PROBLEM DESCRIPTION ->
Identify, in the records below, every line where the string "object" appears, and copy each such line.

+++++

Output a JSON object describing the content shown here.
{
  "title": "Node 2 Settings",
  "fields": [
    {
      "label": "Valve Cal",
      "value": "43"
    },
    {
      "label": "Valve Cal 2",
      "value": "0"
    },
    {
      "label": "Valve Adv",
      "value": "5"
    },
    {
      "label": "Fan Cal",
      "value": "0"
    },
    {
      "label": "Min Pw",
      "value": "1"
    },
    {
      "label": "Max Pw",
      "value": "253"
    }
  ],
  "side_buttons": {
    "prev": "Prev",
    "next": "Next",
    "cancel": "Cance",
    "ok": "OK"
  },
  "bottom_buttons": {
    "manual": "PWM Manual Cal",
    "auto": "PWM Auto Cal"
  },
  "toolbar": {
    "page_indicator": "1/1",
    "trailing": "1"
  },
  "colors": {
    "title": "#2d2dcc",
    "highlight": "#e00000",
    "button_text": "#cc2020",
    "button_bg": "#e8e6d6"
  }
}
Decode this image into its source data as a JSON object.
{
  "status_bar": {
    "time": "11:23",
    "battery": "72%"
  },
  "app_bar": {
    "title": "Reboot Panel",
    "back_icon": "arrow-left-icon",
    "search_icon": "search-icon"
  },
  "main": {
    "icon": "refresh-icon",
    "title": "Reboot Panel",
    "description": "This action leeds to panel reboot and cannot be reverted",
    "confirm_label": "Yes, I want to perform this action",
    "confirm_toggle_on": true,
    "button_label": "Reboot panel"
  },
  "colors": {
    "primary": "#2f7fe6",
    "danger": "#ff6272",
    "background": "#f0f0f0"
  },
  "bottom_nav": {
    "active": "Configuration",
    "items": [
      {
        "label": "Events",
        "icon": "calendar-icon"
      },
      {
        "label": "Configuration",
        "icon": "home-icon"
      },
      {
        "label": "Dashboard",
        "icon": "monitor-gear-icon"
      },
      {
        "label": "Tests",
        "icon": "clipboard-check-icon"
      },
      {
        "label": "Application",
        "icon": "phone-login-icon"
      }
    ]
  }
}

+++++

PROBLEM SOLUTION ->
Output a JSON object describing the content shown here.
Decode this image into its source data as a JSON object.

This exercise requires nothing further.